§ Goal of the exercise:
Identify all lines below that hold "this" and collect them.

§ Data entries:
begin
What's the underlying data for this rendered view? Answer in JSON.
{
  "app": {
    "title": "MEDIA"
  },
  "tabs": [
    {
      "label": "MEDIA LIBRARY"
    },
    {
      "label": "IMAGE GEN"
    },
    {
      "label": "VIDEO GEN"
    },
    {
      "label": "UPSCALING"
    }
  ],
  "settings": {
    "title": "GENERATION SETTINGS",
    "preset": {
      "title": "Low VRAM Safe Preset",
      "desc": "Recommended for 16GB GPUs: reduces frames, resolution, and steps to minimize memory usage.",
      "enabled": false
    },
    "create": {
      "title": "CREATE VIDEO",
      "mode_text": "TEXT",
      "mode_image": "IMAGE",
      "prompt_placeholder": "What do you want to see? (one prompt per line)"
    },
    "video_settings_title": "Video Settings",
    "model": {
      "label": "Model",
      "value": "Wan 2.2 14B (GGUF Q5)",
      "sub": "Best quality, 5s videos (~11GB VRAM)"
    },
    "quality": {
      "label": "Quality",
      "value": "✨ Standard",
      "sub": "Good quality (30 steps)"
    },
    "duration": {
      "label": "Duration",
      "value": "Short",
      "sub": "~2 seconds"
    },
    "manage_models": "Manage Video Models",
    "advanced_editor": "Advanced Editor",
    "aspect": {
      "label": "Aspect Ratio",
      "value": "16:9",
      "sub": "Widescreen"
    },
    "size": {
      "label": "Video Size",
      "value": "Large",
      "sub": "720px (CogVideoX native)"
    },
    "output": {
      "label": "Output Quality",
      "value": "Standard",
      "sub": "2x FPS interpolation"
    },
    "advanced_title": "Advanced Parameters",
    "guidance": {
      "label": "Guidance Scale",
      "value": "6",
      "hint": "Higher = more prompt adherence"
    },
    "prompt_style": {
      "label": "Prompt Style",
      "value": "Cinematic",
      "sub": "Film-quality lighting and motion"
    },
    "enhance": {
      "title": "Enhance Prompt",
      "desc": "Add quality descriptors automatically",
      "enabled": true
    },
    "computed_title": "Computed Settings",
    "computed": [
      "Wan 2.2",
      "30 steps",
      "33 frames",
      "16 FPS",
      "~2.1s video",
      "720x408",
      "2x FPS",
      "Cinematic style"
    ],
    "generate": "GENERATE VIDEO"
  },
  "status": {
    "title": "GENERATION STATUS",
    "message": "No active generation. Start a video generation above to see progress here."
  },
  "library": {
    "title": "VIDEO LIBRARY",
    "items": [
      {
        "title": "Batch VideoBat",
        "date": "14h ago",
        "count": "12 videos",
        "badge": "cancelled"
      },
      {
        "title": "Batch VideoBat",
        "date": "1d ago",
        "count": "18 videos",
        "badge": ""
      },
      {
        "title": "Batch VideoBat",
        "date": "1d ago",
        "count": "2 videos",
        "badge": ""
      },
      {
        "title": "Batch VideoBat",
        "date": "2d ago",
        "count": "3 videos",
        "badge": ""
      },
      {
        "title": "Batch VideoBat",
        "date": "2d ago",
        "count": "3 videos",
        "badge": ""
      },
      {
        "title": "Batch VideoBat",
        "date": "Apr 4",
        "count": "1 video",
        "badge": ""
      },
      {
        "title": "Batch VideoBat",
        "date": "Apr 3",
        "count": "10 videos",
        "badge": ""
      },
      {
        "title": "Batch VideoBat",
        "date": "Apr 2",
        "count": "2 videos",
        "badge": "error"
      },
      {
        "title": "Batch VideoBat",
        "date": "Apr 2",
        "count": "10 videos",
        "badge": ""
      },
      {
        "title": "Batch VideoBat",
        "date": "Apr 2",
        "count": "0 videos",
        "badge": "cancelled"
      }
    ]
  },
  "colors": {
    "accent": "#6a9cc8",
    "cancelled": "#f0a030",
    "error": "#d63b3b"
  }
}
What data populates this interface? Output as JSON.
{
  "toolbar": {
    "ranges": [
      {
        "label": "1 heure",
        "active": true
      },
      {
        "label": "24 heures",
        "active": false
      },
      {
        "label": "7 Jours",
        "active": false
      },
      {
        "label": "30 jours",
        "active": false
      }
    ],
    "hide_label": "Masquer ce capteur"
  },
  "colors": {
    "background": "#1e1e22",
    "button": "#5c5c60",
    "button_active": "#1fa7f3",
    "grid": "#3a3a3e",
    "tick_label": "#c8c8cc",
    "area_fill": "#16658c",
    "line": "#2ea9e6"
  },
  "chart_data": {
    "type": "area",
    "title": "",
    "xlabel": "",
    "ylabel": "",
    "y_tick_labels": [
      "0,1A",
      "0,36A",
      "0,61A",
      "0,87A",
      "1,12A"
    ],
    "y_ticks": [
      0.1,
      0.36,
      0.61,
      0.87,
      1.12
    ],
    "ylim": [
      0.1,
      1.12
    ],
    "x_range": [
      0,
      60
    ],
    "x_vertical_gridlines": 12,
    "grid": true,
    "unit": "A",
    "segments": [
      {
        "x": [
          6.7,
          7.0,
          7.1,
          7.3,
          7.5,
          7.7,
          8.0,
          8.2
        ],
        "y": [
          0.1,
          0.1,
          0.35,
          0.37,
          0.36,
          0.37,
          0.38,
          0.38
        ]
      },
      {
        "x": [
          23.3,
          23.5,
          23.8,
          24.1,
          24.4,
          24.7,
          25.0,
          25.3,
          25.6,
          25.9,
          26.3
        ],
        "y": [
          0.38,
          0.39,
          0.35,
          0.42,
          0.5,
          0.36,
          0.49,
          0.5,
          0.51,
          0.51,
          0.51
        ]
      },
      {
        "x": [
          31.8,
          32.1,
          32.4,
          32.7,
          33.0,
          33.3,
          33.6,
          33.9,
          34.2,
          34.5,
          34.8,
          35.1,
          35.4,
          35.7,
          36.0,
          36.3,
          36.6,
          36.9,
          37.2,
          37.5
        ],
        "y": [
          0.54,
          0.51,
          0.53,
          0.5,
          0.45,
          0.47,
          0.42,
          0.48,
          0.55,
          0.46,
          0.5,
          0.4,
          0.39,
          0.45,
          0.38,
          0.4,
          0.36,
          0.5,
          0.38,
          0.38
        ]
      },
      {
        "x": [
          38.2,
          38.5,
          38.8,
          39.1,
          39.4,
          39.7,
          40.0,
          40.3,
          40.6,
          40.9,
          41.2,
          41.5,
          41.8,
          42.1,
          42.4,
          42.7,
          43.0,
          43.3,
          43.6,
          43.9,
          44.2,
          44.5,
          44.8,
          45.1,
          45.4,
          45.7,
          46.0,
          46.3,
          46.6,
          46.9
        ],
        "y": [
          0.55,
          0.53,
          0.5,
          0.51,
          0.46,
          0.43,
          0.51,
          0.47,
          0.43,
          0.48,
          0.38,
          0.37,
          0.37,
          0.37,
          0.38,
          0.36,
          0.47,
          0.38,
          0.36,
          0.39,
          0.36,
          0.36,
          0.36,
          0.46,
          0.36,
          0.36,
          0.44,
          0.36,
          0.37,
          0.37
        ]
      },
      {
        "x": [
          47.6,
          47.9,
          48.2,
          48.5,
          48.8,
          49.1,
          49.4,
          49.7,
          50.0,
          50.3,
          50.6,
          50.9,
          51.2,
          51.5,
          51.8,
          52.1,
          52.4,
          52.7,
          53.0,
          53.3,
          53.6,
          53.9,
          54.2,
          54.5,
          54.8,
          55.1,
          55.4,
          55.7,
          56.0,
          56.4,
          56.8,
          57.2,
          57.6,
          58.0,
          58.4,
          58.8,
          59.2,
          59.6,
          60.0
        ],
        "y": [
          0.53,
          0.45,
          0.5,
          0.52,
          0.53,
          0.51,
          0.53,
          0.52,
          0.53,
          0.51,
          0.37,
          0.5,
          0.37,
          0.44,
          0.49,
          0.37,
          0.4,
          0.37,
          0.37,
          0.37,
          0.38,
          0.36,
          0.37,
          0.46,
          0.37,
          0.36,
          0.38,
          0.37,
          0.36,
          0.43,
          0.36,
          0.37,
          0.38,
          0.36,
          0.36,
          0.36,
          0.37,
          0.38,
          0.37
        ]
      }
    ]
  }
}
end
§ The response:
What's the underlying data for this rendered view? Answer in JSON.
What data populates this interface? Output as JSON.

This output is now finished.